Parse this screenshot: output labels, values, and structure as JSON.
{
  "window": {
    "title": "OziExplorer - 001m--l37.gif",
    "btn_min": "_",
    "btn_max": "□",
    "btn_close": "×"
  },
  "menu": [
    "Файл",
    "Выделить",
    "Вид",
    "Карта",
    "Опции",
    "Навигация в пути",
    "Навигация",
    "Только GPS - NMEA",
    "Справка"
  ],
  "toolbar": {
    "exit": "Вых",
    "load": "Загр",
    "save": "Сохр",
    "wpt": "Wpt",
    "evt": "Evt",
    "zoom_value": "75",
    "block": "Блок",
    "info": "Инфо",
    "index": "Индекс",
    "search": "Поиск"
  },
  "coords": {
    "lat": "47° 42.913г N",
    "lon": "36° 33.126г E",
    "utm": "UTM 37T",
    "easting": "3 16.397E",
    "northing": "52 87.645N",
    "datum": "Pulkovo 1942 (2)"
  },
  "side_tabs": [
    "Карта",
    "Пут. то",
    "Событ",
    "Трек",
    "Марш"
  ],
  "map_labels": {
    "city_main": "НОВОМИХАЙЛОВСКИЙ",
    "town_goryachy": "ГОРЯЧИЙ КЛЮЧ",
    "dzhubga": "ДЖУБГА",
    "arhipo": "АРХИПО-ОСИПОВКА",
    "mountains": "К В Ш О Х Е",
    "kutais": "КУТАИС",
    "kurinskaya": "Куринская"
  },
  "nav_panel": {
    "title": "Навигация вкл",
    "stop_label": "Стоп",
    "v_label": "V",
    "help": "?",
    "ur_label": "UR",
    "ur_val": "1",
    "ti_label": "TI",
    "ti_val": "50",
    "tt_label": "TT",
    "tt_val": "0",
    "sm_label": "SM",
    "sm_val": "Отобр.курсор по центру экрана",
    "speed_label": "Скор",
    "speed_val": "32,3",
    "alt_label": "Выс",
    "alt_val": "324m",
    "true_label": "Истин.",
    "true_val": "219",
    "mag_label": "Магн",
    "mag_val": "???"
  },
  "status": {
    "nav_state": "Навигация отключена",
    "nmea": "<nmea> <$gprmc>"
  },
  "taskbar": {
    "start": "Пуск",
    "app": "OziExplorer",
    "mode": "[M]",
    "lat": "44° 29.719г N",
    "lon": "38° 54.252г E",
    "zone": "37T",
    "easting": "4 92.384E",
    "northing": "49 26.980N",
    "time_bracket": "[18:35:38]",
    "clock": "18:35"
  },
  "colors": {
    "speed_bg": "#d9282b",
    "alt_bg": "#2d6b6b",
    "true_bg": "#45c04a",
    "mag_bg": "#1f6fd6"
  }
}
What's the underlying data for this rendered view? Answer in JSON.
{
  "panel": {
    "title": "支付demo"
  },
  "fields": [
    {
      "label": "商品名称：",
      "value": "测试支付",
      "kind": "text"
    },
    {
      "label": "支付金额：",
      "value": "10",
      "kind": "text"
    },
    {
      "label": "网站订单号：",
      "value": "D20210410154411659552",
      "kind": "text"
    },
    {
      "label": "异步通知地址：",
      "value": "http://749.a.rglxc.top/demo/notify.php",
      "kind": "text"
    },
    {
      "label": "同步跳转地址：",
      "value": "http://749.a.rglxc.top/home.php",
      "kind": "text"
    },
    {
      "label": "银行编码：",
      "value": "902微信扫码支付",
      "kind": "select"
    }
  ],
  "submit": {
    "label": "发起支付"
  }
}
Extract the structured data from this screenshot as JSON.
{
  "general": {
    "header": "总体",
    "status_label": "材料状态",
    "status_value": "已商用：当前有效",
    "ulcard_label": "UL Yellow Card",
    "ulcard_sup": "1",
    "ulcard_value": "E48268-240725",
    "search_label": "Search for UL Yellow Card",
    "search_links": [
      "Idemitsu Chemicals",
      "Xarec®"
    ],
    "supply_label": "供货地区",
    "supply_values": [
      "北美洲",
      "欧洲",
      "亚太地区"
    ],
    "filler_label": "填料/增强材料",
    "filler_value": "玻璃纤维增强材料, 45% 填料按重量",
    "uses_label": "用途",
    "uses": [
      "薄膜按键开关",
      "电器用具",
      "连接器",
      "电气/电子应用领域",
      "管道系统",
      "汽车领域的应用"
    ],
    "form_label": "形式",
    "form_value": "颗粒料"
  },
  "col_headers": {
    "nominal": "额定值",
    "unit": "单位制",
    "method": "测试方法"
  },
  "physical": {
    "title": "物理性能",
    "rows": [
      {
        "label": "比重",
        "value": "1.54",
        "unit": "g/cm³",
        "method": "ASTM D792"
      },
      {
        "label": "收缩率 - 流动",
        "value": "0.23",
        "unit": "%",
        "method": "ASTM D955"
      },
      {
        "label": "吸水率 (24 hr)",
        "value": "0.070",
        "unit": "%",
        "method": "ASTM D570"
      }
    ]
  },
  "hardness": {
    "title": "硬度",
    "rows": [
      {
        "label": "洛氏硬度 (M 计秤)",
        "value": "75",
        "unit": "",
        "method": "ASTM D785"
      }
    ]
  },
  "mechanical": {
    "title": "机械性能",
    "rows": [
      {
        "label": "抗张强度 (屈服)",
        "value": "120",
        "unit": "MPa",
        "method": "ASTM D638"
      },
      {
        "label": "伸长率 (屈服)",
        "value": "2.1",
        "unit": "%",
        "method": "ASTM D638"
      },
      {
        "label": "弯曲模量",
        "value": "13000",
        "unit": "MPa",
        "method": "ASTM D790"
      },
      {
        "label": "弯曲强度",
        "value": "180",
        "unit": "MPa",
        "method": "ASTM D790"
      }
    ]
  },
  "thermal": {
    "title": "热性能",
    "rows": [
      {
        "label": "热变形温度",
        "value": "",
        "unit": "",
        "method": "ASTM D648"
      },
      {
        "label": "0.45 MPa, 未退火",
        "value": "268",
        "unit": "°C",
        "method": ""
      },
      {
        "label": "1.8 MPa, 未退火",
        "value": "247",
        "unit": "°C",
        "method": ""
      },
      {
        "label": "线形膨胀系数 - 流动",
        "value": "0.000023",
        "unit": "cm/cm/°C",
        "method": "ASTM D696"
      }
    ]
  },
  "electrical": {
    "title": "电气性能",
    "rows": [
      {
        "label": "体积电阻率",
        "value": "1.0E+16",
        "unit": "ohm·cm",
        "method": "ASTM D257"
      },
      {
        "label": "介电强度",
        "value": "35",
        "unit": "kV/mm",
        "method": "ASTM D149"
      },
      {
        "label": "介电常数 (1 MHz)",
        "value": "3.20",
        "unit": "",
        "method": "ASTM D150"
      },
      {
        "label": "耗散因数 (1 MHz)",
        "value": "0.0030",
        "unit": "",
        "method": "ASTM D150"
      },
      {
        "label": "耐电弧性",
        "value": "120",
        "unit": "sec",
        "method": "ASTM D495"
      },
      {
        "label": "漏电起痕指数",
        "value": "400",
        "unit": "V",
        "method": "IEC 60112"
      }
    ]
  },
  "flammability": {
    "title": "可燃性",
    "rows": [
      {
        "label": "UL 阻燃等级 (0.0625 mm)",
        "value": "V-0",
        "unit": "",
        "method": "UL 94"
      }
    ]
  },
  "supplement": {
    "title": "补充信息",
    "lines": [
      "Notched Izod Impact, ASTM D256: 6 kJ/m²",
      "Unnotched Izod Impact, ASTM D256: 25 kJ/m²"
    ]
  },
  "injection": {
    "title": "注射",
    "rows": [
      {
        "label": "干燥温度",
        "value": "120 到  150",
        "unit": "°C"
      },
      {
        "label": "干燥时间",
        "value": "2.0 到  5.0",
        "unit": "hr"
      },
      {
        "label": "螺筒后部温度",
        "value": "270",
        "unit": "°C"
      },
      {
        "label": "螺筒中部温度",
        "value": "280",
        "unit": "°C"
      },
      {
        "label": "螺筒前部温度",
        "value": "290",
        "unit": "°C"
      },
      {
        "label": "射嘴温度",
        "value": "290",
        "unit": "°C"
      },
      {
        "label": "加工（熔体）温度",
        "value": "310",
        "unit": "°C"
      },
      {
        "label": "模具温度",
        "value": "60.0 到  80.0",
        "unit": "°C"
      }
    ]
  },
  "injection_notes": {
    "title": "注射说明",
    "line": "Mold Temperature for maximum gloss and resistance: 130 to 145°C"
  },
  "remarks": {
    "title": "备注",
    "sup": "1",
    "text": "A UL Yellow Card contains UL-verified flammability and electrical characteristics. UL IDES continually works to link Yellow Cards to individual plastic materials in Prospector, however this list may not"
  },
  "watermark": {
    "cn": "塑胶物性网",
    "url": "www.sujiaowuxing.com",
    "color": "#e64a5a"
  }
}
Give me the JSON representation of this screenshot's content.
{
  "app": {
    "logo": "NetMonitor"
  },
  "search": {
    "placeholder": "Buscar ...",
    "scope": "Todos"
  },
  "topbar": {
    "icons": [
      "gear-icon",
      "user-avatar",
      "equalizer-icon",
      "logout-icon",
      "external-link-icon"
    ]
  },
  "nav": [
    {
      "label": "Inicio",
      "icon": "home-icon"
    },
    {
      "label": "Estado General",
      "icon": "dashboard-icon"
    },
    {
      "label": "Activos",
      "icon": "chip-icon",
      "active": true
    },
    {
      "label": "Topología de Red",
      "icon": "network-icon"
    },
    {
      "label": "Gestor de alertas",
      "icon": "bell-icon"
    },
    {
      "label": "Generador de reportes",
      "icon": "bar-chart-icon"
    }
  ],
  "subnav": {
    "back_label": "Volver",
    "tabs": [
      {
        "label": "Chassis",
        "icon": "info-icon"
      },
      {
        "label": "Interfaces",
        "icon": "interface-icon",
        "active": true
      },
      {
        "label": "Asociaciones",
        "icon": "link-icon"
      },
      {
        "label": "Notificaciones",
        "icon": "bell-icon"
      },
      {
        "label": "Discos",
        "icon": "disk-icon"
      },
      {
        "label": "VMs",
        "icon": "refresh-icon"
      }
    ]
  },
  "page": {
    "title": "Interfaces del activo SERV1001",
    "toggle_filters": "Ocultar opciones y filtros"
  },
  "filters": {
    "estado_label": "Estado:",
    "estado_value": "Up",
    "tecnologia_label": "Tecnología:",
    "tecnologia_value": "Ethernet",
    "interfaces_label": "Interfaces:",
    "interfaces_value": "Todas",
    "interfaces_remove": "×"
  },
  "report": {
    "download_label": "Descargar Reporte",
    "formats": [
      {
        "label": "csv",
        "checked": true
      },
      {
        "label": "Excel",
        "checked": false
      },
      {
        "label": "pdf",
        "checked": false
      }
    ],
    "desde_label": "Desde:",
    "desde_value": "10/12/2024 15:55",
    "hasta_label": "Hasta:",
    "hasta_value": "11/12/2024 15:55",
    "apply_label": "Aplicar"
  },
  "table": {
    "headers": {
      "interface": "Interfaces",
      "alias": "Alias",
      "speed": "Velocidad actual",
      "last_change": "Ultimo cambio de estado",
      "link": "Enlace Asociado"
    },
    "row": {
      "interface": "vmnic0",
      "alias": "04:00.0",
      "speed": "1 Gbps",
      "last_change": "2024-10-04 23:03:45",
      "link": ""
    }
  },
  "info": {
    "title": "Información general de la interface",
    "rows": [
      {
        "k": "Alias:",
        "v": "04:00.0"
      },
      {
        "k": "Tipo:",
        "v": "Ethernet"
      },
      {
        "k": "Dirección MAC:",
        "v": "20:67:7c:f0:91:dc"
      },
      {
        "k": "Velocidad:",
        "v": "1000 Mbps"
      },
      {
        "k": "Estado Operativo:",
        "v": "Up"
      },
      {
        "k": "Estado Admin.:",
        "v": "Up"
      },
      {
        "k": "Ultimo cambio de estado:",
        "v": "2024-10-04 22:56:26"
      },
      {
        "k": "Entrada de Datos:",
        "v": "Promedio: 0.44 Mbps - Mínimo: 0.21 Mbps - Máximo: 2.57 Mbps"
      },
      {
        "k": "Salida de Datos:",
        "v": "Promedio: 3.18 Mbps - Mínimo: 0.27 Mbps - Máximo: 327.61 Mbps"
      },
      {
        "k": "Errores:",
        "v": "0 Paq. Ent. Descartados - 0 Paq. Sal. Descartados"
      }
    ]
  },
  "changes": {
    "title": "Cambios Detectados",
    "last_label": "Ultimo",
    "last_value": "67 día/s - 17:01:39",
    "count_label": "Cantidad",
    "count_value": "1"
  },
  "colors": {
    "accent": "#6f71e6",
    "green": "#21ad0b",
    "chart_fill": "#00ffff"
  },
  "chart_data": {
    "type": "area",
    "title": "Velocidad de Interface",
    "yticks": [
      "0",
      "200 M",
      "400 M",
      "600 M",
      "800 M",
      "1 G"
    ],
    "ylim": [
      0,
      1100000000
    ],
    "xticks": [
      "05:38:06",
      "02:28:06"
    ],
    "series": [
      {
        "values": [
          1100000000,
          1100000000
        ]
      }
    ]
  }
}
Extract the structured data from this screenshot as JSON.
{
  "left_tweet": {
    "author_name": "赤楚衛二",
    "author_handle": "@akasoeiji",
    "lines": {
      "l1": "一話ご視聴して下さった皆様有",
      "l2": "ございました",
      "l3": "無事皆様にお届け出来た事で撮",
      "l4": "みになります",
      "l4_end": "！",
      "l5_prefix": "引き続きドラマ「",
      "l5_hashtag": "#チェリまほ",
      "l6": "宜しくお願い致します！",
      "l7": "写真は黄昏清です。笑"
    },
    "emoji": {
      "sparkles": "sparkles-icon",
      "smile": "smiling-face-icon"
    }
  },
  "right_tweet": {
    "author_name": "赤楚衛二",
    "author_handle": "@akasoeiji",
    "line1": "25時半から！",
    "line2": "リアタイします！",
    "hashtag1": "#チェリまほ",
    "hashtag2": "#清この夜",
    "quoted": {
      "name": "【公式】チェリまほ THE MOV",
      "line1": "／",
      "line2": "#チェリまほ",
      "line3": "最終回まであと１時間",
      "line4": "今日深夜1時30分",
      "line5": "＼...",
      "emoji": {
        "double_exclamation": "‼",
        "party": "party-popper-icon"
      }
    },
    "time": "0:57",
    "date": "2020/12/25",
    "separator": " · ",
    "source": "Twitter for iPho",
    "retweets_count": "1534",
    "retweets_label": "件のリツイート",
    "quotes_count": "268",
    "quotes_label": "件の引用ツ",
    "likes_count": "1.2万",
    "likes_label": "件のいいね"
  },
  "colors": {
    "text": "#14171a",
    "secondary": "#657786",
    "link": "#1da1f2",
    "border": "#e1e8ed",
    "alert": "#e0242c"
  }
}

Direction ::
Lines holding the word "rglxc" in the entries above are the ones to pull out. Copy them all.

Response to this task ::
      "value": "http://749.a.rglxc.top/demo/notify.php",
      "value": "http://749.a.rglxc.top/home.php",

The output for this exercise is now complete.